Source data
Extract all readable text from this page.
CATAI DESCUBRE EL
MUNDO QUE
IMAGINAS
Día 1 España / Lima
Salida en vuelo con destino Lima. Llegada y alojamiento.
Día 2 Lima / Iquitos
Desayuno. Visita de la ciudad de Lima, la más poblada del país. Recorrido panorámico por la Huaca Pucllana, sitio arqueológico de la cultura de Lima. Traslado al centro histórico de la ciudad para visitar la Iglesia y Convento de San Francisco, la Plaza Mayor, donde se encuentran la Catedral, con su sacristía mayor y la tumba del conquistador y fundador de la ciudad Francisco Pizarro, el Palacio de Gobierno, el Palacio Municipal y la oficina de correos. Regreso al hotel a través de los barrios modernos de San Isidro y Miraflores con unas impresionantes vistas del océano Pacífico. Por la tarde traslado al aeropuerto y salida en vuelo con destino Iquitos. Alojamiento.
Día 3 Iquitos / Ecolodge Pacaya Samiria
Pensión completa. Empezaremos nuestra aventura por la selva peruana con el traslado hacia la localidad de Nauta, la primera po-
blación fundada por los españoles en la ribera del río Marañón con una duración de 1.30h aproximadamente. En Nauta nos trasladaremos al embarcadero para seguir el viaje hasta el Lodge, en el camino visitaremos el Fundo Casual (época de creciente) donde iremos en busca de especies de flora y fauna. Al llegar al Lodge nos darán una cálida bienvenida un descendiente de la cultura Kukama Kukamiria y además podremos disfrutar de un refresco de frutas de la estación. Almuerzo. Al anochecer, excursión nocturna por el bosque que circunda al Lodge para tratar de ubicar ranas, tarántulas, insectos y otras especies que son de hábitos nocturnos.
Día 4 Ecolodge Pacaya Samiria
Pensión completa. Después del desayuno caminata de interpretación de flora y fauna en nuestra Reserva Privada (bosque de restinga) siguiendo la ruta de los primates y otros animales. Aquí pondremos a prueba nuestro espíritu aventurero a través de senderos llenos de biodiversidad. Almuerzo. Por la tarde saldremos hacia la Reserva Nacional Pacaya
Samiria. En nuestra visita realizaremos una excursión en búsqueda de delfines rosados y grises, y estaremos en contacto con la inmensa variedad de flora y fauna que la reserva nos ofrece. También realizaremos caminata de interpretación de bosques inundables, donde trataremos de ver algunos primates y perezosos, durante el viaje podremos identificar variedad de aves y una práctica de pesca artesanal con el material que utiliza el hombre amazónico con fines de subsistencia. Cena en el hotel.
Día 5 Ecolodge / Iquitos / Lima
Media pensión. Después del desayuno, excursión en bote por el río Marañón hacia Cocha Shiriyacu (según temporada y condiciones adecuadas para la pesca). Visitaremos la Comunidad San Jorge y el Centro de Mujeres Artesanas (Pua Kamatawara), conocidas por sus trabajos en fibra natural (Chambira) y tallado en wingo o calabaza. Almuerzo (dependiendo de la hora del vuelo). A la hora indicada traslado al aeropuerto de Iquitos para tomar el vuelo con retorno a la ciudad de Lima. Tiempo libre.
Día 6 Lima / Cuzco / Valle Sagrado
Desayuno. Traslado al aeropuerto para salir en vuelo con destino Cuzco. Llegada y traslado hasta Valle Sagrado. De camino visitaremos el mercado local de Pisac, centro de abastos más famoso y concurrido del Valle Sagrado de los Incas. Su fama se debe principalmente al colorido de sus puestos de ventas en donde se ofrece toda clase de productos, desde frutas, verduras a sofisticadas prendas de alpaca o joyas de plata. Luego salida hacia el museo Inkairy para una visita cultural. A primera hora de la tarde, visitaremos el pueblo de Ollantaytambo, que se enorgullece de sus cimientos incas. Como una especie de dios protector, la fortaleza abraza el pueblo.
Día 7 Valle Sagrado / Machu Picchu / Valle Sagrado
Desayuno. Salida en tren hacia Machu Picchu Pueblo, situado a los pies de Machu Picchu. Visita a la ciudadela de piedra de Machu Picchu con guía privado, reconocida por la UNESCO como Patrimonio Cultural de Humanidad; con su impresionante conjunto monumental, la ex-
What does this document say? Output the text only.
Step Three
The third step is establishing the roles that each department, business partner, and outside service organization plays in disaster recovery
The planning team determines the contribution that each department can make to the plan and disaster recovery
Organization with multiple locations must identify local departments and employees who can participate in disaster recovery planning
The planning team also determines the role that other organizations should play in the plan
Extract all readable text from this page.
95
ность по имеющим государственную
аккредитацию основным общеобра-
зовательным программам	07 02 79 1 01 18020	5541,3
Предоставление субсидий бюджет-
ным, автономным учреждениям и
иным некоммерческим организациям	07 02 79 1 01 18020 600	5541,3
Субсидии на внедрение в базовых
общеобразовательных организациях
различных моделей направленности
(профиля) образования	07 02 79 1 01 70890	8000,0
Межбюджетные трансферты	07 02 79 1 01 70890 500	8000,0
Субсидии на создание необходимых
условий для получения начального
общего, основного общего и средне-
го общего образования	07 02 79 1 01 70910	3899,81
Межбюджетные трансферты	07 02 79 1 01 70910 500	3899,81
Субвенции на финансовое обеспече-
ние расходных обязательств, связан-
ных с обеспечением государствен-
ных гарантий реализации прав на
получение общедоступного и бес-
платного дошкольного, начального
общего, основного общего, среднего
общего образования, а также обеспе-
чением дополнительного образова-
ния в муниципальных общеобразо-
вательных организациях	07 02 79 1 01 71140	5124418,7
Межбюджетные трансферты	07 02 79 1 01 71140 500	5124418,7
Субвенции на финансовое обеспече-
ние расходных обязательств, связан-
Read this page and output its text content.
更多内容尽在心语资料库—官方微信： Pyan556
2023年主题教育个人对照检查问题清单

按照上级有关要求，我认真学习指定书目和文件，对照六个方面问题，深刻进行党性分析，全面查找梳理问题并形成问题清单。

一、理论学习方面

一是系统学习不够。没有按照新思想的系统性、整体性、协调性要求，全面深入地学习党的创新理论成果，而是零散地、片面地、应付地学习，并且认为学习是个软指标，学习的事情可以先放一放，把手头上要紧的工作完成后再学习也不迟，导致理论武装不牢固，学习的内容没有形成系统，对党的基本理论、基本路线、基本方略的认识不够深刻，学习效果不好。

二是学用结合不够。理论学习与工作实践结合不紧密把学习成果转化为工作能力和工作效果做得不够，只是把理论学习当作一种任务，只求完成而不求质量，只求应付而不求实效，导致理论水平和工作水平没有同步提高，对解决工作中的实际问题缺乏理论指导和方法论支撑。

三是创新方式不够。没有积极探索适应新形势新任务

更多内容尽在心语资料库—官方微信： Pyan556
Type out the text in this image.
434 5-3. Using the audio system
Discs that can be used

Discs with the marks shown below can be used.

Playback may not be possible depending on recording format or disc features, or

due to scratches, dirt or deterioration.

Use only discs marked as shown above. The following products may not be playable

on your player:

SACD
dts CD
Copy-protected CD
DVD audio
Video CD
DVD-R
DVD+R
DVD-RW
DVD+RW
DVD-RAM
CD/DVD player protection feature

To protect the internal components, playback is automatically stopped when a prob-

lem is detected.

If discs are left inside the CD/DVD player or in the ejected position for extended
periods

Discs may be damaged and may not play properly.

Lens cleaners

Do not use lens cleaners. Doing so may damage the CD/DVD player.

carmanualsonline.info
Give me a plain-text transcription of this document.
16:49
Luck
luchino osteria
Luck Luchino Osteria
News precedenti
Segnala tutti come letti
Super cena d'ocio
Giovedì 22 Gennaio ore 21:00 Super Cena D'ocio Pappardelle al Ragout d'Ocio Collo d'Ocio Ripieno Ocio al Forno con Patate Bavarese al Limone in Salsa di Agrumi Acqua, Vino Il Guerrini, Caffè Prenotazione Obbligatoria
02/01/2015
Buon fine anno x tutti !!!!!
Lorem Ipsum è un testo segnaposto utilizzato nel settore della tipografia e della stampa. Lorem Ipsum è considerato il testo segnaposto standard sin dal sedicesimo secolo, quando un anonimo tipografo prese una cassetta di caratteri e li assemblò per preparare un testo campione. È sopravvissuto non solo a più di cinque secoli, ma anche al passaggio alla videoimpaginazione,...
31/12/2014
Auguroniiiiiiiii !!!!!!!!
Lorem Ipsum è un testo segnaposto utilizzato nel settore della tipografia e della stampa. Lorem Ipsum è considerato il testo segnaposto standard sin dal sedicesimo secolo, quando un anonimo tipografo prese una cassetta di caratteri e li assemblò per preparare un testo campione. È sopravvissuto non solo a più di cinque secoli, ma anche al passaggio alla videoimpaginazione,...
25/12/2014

§ **Exercise goal**
List the lines of the material in which the word "образования" occurs.

§ **Right answer**
(профиля) образования	07 02 79 1 01 70890	8000,0
го общего образования	07 02 79 1 01 70910	3899,81
общего образования, а также обеспе-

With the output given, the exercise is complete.